▶ Short exercise: List each line of the data that holds the string "срока".

[Data listing]

# # # # # # #

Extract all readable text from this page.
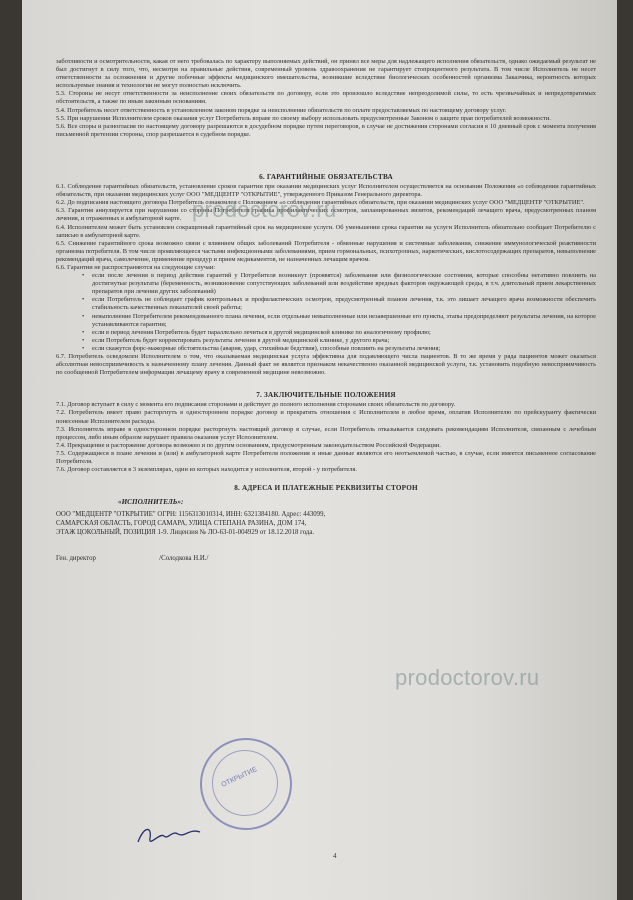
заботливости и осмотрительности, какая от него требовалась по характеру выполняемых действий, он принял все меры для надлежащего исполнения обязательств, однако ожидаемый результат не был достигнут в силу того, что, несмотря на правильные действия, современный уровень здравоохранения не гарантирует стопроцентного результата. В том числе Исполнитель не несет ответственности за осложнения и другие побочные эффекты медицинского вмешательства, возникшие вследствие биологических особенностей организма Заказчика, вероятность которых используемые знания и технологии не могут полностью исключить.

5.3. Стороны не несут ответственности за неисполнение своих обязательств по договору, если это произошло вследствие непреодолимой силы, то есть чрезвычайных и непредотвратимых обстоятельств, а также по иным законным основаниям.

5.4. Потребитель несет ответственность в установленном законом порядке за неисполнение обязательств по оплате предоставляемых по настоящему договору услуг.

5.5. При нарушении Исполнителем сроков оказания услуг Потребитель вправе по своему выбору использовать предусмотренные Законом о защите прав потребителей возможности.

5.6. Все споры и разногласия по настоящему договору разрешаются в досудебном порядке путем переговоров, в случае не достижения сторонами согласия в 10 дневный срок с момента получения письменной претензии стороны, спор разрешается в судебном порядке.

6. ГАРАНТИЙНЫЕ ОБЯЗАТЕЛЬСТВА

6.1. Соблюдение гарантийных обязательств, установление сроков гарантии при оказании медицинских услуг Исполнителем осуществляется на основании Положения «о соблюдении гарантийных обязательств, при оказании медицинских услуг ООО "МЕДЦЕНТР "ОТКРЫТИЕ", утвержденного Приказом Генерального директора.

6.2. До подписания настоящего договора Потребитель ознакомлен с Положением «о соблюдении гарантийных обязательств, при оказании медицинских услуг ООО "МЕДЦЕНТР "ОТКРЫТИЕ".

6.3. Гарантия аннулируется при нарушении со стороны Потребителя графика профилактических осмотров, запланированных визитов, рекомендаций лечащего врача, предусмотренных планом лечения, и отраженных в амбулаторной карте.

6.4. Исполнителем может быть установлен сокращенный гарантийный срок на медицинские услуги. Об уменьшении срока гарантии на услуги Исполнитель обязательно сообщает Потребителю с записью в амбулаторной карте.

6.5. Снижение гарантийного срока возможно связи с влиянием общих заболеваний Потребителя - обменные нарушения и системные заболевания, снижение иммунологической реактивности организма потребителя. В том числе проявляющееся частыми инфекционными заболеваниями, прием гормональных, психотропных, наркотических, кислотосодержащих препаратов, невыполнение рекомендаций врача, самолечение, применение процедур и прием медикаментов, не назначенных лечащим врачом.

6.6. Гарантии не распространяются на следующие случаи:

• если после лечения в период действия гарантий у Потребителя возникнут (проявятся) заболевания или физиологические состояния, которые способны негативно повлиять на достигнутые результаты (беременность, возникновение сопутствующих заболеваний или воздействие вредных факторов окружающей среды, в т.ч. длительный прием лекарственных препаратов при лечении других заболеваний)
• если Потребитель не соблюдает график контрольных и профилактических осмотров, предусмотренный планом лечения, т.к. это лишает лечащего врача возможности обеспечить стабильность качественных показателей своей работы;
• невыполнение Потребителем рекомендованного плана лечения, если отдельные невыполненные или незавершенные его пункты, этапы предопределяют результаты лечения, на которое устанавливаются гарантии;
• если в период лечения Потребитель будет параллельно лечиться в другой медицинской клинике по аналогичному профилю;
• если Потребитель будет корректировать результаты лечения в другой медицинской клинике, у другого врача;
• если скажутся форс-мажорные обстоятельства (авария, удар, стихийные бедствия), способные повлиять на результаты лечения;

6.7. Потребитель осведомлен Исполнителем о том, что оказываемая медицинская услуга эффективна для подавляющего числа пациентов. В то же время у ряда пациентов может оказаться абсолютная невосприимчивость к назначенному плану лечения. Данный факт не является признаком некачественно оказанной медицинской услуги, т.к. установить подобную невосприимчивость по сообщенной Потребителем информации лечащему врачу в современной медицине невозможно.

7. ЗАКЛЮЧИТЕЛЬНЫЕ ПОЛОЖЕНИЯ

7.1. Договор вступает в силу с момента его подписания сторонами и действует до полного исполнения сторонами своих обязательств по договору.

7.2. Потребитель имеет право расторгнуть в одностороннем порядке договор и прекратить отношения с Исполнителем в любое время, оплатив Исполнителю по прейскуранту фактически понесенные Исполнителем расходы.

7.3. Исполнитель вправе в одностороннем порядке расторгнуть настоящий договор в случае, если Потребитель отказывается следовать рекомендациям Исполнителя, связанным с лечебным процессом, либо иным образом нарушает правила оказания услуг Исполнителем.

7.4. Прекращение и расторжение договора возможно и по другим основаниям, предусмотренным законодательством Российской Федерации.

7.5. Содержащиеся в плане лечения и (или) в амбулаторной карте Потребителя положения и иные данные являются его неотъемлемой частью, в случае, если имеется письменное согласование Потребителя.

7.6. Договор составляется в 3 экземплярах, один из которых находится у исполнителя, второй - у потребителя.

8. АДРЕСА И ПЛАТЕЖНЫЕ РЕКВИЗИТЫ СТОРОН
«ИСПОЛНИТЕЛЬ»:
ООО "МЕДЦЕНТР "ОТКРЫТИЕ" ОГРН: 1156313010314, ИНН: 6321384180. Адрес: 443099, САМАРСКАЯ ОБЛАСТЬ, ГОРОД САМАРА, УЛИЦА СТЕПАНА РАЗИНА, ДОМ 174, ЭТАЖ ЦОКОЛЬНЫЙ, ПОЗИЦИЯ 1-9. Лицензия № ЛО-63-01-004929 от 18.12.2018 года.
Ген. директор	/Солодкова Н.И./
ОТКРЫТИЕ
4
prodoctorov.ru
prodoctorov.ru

# # # # # # #

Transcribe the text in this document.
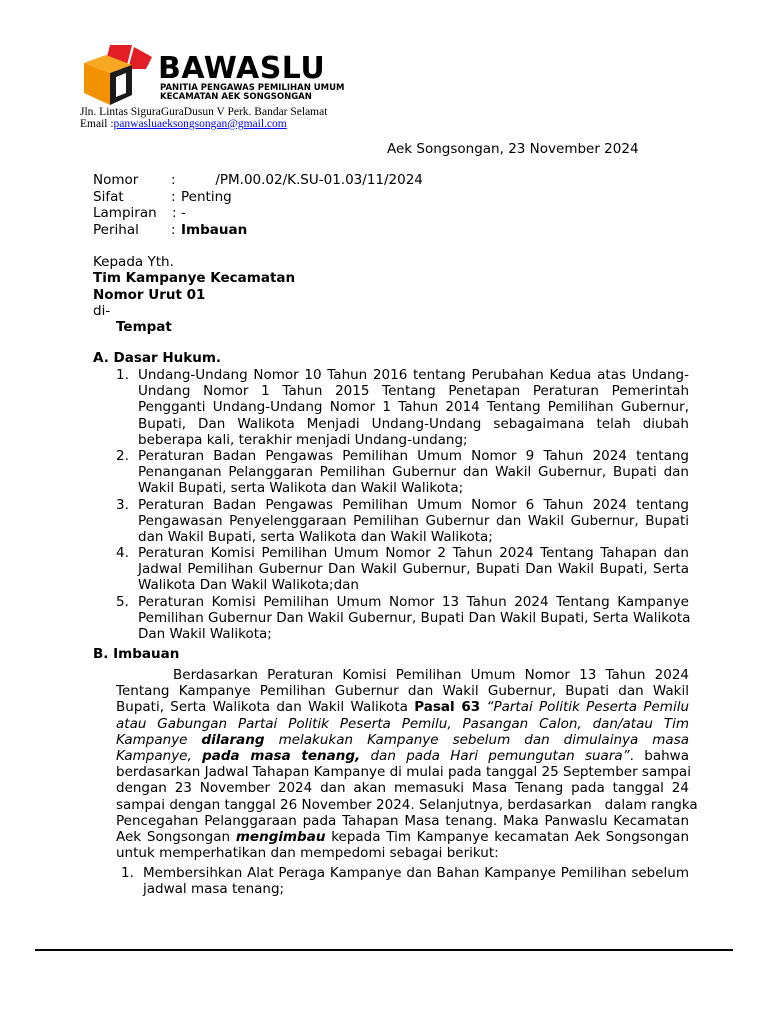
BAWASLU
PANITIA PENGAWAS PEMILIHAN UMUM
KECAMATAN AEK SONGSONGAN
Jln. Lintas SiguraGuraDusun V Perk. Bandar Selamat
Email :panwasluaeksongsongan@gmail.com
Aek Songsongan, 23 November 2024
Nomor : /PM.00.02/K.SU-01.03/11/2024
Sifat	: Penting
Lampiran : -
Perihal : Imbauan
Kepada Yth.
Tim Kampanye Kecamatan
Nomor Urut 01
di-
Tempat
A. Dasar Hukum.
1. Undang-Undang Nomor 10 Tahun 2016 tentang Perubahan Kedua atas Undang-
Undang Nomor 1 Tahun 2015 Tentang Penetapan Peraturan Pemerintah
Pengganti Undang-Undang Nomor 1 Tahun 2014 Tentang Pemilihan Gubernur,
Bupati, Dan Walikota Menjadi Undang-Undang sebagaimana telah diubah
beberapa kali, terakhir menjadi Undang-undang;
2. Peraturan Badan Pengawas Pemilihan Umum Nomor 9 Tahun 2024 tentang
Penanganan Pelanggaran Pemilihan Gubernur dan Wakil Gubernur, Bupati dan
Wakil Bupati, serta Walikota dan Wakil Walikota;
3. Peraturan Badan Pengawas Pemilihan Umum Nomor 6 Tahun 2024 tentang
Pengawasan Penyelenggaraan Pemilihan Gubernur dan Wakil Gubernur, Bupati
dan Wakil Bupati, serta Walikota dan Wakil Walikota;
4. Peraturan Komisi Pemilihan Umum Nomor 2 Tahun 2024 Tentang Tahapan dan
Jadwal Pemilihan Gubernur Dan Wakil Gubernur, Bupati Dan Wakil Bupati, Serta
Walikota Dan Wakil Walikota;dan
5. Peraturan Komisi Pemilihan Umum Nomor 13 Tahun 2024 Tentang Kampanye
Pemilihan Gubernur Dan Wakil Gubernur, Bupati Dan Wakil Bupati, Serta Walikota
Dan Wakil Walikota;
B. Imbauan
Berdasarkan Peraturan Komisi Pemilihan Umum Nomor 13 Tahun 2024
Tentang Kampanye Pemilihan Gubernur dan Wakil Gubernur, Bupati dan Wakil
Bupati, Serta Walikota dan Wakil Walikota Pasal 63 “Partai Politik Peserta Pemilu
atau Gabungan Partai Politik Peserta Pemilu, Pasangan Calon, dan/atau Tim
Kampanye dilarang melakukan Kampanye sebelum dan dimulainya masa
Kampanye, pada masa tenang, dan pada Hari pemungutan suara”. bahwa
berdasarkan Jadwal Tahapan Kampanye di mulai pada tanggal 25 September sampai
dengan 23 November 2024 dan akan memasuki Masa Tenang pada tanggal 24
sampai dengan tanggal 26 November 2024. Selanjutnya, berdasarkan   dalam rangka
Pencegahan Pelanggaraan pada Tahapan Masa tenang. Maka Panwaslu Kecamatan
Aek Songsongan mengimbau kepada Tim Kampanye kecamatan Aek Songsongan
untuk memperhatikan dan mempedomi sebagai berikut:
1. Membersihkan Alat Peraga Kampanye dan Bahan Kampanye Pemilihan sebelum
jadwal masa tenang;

# # # # # # #

▶ Solution for this exercise:
6.4. Исполнителем может быть установлен сокращенный гарантийный срок на медицинские услуги. Об уменьшении срока гарантии на услуги Исполнитель обязательно сообщает Потребителю с записью в амбулаторной карте.
6.5. Снижение гарантийного срока возможно связи с влиянием общих заболеваний Потребителя - обменные нарушения и системные заболевания, снижение иммунологической реактивности организма потребителя. В том числе проявляющееся частыми инфекционными заболеваниями, прием гормональных, психотропных, наркотических, кислотосодержащих препаратов, невыполнение рекомендаций врача, самолечение, применение процедур и прием медикаментов, не назначенных лечащим врачом.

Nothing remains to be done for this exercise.